▸ EXERCISE GOAL:
When a line in the records contains the string "disease", copy that line.

▸ INPUT DATA:
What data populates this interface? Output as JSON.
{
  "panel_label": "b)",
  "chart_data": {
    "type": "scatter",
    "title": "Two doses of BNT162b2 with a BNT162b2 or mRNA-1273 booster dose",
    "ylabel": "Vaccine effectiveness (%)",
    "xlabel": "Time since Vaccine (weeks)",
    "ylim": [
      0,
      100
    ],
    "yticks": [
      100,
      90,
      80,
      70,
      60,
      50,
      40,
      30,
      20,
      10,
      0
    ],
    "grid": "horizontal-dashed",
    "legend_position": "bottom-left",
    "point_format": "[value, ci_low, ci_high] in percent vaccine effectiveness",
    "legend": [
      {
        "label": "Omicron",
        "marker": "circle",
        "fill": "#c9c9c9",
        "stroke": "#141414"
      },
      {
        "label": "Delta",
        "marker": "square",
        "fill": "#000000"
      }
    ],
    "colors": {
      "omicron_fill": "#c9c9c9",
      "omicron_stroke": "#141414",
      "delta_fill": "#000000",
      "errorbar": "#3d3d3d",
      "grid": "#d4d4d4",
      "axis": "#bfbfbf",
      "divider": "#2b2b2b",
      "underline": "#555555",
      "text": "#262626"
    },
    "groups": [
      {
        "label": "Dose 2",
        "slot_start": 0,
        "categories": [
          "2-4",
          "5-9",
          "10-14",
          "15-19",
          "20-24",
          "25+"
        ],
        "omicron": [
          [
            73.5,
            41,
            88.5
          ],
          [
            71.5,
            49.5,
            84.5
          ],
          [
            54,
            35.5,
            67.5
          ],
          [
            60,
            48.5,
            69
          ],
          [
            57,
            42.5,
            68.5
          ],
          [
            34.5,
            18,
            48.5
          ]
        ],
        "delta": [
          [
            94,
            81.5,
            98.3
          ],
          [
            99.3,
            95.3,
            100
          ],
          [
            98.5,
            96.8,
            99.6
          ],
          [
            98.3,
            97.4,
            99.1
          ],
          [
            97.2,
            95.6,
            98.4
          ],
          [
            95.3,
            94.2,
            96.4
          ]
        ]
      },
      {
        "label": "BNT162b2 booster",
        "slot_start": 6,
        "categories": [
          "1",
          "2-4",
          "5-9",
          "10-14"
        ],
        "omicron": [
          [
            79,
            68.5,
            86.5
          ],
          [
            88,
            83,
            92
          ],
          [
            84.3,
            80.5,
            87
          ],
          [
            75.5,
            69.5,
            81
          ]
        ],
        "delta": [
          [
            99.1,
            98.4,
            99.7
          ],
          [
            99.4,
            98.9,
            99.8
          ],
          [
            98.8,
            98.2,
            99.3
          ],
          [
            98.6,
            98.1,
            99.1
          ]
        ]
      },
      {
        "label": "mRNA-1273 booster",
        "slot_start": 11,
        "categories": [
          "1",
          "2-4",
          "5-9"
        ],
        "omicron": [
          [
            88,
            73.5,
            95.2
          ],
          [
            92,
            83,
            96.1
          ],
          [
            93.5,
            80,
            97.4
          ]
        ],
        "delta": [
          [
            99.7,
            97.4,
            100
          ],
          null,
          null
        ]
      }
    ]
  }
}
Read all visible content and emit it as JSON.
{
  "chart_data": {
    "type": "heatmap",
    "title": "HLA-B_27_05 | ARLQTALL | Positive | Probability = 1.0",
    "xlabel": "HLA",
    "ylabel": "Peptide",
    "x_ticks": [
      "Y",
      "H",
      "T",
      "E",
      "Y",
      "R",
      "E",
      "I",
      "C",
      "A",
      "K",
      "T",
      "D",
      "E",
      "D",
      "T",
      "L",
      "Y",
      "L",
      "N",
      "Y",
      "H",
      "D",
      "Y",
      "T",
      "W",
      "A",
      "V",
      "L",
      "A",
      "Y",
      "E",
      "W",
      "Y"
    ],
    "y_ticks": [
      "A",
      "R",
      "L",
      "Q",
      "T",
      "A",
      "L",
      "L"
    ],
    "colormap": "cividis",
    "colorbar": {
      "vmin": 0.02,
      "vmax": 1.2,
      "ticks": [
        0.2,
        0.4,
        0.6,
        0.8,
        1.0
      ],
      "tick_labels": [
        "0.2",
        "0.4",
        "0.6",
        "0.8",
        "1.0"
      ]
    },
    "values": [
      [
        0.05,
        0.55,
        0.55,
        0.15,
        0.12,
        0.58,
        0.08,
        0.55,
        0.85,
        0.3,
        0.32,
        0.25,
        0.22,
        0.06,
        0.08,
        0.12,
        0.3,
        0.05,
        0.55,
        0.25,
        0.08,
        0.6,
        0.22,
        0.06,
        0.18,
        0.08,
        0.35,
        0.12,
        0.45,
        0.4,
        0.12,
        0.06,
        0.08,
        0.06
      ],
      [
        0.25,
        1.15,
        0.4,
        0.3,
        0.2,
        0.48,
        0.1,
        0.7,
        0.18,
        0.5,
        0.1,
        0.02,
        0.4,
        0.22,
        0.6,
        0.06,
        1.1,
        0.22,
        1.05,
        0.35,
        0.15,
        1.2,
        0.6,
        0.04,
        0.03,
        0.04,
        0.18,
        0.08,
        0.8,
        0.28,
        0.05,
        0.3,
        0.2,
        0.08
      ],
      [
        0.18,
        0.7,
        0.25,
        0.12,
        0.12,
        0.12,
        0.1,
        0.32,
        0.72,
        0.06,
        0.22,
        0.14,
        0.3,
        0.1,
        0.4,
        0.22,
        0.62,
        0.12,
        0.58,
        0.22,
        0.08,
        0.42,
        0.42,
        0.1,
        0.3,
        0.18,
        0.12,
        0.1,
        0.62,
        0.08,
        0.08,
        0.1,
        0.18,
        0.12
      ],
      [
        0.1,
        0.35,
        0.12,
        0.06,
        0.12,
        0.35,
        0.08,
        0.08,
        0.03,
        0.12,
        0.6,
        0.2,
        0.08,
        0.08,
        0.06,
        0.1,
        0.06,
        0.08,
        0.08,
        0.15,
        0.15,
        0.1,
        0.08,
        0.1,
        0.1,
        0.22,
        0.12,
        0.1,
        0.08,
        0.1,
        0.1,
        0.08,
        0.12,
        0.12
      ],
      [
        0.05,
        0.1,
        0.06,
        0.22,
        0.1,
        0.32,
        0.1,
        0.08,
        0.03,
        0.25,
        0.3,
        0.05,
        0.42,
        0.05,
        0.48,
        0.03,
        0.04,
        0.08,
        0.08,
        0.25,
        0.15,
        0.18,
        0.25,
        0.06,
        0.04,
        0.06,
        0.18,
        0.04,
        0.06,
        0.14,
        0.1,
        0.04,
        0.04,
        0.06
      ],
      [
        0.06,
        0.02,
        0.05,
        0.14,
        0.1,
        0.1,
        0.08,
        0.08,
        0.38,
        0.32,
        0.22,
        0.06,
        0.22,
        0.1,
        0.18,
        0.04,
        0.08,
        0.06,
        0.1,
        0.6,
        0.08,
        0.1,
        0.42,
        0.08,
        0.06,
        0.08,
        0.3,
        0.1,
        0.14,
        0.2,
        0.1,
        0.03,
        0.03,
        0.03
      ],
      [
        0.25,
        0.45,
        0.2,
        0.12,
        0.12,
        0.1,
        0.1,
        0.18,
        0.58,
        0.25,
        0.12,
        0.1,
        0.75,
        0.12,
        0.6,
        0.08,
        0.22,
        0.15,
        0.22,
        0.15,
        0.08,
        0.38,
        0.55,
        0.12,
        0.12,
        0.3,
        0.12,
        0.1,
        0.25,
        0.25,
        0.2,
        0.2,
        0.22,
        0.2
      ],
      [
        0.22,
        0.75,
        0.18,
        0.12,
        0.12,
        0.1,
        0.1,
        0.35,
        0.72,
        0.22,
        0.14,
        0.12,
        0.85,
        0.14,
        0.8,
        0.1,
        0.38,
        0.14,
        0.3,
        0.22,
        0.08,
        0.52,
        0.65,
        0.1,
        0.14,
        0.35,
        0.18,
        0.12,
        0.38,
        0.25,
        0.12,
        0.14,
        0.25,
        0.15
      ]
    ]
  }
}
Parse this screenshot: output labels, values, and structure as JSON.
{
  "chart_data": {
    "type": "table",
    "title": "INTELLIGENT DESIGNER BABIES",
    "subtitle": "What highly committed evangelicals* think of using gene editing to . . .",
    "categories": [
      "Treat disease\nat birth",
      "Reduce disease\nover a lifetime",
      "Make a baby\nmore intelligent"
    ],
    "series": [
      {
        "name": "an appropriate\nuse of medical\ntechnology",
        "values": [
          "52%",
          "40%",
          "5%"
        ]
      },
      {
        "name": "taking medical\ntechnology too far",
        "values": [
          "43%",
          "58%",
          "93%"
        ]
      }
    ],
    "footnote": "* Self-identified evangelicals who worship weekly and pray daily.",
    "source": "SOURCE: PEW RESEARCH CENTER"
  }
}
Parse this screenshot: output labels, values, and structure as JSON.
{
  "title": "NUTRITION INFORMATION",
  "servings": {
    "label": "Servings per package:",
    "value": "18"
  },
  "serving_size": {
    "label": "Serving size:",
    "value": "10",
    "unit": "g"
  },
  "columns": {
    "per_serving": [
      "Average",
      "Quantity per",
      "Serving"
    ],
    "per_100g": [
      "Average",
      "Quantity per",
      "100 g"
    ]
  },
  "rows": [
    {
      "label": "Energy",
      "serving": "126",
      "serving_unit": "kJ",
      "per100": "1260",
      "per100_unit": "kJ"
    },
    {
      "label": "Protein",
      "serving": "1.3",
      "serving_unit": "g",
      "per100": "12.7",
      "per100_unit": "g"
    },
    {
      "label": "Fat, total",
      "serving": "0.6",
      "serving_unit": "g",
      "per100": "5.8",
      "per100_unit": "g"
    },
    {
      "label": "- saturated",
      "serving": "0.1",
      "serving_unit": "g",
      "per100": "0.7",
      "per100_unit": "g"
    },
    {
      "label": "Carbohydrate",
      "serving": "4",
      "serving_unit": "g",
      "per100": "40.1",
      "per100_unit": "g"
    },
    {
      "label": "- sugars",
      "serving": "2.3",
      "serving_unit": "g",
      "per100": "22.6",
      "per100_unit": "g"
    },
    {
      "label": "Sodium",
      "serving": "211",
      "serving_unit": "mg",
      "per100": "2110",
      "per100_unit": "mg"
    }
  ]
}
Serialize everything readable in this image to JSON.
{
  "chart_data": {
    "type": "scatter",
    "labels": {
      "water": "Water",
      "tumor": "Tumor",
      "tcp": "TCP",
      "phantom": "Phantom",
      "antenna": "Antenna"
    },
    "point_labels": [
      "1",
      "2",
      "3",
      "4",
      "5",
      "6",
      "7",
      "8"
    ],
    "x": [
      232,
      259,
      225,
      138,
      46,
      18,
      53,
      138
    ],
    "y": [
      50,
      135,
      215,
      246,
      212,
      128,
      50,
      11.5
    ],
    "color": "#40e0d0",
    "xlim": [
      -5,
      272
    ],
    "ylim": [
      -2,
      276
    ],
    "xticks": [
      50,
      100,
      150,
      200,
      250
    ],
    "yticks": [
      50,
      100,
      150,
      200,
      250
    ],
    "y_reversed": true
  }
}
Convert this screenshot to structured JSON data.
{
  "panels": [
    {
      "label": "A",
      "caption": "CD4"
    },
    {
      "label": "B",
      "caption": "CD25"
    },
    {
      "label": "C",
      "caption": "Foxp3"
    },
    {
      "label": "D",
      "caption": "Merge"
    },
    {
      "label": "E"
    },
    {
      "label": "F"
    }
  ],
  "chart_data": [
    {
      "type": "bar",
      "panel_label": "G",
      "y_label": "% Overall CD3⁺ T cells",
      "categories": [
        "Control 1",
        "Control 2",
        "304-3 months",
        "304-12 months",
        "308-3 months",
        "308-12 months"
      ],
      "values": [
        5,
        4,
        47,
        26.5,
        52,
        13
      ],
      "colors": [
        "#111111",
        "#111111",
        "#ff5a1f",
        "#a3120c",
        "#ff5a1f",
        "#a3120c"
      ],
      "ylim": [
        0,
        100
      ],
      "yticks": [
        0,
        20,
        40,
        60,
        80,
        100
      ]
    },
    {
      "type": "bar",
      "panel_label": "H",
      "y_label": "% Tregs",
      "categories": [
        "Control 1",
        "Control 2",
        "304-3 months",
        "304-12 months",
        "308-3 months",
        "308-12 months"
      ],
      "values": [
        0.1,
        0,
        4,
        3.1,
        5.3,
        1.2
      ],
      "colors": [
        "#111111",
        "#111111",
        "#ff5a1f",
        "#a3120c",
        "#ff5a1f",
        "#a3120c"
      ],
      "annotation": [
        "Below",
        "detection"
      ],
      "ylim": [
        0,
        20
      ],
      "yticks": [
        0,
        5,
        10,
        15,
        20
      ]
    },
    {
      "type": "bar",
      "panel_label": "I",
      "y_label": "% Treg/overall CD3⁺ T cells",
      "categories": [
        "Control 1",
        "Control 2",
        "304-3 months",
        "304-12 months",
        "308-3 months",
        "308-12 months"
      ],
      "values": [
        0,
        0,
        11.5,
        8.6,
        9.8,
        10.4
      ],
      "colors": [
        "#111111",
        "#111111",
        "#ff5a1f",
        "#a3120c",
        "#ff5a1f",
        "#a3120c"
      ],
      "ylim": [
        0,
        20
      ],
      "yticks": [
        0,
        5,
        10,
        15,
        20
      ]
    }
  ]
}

▸ PROBLEM SOLUTION:
      "Treat disease\nat birth",
      "Reduce disease\nover a lifetime",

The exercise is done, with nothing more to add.